▶ **Work to do**
Nothing in the data should change when you return it, but leave the pictures out.
───── Provided entries
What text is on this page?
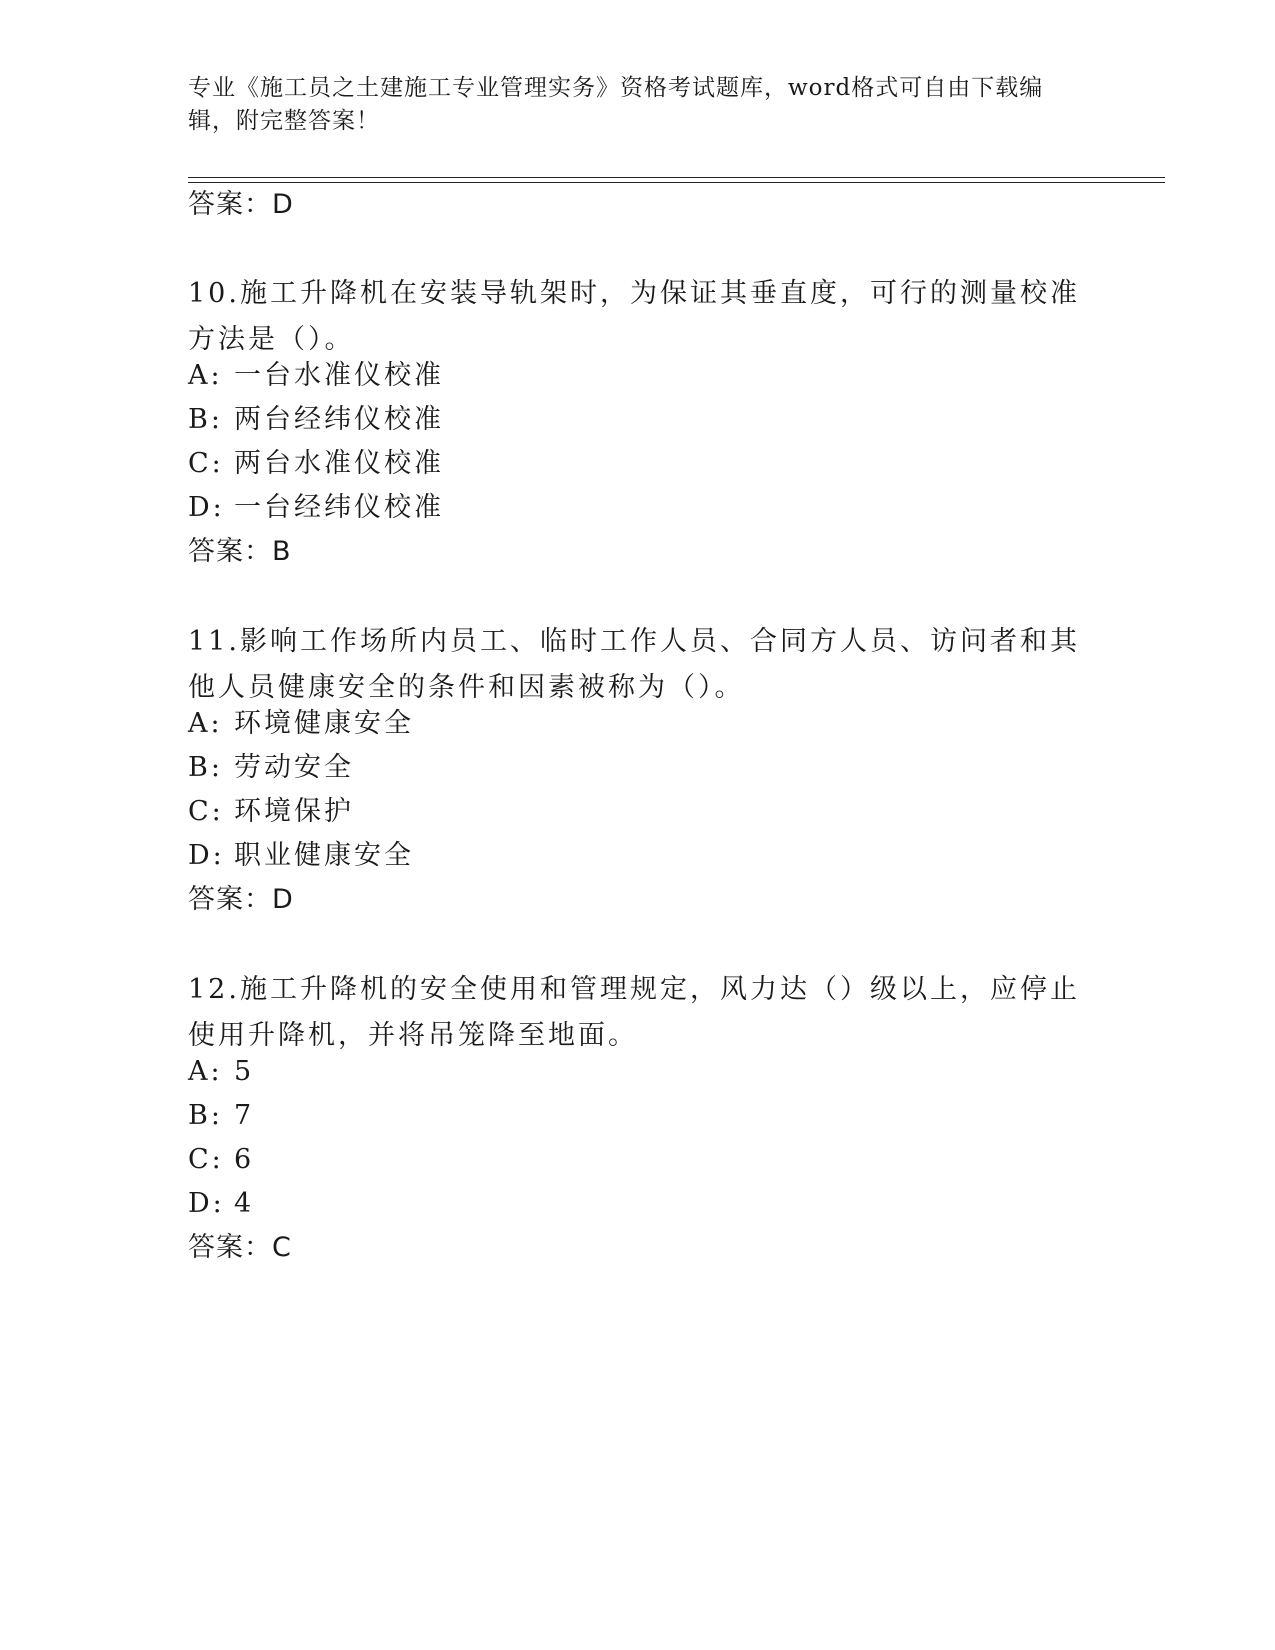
专业《施工员之土建施工专业管理实务》资格考试题库，word格式可自由下载编辑，附完整答案！
答案：D
10.施工升降机在安装导轨架时，为保证其垂直度，可行的测量校准方法是（）。
A: 一台水准仪校准
B: 两台经纬仪校准
C: 两台水准仪校准
D: 一台经纬仪校准
答案：B
11.影响工作场所内员工、临时工作人员、合同方人员、访问者和其他人员健康安全的条件和因素被称为（）。
A: 环境健康安全
B: 劳动安全
C: 环境保护
D: 职业健康安全
答案：D
12.施工升降机的安全使用和管理规定，风力达（）级以上，应停止使用升降机，并将吊笼降至地面。
A: 5
B: 7
C: 6
D: 4
答案：C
──────────
▶ **Reply to the exercise**
What text is on this page?
专业《施工员之土建施工专业管理实务》资格考试题库，word格式可自由下载编辑，附完整答案！
答案：D
10.施工升降机在安装导轨架时，为保证其垂直度，可行的测量校准方法是（）。
A: 一台水准仪校准
B: 两台经纬仪校准
C: 两台水准仪校准
D: 一台经纬仪校准
答案：B
11.影响工作场所内员工、临时工作人员、合同方人员、访问者和其他人员健康安全的条件和因素被称为（）。
A: 环境健康安全
B: 劳动安全
C: 环境保护
D: 职业健康安全
答案：D
12.施工升降机的安全使用和管理规定，风力达（）级以上，应停止使用升降机，并将吊笼降至地面。
A: 5
B: 7
C: 6
D: 4
答案：C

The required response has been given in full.